OBJECTIVE: Pull out every line of the listing below that contains the word "their", matching its case exactly.

[Layout region listing]
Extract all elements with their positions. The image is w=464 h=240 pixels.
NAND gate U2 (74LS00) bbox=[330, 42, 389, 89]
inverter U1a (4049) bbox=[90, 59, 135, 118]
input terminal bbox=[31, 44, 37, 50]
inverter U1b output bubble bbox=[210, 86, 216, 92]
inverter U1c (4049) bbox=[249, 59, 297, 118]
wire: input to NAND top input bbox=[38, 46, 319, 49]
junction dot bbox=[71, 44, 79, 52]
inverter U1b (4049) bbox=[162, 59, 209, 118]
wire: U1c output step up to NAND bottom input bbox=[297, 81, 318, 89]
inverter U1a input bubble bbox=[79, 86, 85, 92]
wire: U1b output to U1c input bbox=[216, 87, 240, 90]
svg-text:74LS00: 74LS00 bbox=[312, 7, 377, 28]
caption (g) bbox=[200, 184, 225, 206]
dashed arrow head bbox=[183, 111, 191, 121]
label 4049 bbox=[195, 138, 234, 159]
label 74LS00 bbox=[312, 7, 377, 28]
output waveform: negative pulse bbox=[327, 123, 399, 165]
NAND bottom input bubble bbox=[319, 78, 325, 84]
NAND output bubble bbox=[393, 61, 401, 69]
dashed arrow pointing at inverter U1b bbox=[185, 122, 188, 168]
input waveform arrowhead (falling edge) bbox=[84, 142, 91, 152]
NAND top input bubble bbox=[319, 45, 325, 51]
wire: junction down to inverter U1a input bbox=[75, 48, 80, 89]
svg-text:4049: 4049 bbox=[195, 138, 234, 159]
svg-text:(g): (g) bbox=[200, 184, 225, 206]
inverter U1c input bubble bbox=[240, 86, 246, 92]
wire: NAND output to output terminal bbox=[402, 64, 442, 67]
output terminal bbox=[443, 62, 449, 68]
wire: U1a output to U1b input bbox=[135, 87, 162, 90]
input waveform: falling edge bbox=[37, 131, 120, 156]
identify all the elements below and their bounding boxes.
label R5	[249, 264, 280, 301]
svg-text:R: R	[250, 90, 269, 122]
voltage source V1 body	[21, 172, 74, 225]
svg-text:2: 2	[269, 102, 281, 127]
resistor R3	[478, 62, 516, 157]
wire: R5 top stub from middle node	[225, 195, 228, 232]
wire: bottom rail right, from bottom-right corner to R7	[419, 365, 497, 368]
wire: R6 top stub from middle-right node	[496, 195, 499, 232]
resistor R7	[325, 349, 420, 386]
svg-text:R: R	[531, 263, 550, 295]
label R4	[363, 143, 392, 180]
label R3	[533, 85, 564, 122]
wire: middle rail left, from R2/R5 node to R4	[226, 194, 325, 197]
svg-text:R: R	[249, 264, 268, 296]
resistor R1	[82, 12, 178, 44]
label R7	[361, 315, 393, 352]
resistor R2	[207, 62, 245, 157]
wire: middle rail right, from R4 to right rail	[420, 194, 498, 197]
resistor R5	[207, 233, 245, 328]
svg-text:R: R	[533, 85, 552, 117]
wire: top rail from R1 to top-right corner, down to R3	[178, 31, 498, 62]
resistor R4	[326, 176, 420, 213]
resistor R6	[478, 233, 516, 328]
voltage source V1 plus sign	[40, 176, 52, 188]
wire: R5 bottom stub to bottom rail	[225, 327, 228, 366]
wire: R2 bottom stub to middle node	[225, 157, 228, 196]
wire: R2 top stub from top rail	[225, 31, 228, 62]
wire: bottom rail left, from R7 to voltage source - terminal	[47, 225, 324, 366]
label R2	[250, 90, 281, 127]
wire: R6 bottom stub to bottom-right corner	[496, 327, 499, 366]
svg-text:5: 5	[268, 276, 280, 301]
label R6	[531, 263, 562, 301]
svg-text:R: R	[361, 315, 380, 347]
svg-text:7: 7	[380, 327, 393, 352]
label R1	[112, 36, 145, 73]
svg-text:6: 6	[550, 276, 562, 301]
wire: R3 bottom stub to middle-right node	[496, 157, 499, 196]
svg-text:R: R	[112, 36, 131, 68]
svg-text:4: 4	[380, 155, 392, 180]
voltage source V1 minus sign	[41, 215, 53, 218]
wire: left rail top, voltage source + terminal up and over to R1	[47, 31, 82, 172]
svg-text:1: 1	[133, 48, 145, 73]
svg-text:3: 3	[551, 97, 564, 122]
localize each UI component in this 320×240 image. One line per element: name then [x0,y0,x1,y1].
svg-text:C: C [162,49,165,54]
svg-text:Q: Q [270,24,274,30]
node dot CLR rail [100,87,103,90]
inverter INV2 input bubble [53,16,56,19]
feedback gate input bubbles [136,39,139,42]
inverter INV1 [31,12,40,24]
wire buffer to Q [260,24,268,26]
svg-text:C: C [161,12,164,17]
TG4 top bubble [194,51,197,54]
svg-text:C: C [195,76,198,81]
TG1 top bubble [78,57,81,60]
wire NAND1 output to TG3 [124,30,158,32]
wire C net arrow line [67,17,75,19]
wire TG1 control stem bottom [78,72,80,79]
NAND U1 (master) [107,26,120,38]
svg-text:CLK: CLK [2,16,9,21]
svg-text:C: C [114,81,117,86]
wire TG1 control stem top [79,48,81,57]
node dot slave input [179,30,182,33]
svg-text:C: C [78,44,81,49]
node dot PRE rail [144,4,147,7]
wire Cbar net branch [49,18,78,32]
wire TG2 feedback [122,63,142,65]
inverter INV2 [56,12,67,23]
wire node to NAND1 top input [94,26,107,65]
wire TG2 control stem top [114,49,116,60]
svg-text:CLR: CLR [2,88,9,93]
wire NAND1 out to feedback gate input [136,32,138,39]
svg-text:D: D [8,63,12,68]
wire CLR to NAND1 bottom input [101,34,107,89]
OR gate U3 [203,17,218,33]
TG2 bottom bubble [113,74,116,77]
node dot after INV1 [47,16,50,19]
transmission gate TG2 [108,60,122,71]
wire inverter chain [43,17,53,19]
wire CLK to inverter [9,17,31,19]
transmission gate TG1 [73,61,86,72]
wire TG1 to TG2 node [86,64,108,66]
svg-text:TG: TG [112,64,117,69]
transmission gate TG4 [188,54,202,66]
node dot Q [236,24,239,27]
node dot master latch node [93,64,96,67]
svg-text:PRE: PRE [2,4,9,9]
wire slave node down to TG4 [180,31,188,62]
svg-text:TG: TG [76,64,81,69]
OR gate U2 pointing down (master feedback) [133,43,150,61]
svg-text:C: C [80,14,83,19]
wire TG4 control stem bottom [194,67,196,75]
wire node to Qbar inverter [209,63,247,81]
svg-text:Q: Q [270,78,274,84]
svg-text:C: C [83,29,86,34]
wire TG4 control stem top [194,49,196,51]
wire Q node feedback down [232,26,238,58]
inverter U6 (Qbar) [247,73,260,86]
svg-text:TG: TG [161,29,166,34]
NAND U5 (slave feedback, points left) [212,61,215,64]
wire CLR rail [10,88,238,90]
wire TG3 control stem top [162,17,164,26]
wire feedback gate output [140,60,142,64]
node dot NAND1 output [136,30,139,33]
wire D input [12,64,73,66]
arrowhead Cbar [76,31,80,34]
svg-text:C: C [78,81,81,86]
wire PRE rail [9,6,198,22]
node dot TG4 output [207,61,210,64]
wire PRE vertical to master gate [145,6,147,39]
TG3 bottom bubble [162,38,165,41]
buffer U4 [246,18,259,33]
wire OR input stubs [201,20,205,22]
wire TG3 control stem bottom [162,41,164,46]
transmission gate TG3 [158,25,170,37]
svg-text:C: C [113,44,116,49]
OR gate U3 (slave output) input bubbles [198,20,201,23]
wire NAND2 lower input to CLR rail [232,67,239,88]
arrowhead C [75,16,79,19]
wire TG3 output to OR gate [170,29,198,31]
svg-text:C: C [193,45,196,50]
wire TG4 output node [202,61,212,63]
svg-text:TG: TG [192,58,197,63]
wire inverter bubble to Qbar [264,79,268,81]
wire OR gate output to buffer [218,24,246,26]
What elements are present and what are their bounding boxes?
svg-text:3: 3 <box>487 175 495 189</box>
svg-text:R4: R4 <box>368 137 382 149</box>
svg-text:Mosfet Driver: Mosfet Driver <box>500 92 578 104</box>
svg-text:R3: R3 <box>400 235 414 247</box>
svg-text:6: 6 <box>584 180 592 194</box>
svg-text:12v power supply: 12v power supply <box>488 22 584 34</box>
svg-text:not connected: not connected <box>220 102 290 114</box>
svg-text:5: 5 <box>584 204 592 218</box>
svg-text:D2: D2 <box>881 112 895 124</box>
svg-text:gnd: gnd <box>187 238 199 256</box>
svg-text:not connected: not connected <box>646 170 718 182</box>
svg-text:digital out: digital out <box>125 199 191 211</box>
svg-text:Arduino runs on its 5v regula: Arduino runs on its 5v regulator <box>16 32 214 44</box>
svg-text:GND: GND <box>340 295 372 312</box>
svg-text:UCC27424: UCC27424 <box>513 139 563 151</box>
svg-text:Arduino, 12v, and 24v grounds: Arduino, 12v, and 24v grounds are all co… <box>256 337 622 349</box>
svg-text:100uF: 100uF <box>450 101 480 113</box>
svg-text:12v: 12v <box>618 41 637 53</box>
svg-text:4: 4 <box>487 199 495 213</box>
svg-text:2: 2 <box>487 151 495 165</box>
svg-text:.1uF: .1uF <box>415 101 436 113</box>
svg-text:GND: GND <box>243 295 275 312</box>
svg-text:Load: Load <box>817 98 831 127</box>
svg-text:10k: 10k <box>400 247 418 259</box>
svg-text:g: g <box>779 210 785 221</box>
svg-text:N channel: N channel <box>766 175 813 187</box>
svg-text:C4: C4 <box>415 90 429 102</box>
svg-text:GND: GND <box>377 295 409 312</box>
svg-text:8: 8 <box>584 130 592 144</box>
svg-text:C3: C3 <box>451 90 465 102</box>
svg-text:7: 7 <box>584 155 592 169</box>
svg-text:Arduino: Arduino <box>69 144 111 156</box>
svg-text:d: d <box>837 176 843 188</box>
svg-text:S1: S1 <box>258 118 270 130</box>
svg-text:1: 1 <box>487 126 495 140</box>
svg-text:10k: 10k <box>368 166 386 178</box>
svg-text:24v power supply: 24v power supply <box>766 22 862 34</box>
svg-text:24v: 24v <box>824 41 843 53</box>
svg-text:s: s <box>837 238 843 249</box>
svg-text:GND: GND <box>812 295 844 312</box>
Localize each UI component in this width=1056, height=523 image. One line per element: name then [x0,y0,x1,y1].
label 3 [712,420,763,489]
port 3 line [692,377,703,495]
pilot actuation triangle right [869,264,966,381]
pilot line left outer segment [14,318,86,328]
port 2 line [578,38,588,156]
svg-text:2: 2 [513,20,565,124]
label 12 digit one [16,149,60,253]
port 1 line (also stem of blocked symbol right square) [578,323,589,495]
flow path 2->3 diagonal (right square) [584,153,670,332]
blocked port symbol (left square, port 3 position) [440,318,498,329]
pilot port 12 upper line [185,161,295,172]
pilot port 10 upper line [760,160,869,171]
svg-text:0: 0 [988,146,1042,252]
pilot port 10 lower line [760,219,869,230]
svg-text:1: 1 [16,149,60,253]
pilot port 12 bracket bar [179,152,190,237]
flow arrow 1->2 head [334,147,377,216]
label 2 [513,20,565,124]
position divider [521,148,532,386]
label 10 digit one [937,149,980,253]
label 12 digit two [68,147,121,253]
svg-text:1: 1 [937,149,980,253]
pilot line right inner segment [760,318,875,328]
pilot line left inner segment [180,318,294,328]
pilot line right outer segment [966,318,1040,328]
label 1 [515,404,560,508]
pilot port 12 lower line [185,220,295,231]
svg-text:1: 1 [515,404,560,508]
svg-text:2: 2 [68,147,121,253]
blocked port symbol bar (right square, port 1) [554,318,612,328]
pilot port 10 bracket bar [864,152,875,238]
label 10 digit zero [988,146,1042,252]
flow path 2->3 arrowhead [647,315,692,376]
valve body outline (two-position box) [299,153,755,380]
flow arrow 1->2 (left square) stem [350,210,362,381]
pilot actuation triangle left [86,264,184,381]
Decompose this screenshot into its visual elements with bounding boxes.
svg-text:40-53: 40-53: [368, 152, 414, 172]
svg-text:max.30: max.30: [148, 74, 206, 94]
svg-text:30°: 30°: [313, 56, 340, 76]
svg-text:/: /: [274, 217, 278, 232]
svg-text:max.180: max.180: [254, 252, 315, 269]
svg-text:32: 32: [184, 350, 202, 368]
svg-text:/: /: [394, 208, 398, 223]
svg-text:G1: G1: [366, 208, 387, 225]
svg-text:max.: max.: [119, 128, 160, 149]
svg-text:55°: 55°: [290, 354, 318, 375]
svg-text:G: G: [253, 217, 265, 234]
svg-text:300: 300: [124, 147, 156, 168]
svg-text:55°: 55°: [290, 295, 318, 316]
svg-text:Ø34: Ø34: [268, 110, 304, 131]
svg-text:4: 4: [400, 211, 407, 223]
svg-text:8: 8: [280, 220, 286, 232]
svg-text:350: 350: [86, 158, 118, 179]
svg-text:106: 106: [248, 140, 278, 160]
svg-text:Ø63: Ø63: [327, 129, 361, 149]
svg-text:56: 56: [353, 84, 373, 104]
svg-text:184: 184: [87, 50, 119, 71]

RESULT OF THE EXERCISE:
Extract all elements with their positions. The image is w=464 h=240 pixels.
identify all the elements below and their bounding boxes.
What elements are present and what are their bounding boxes?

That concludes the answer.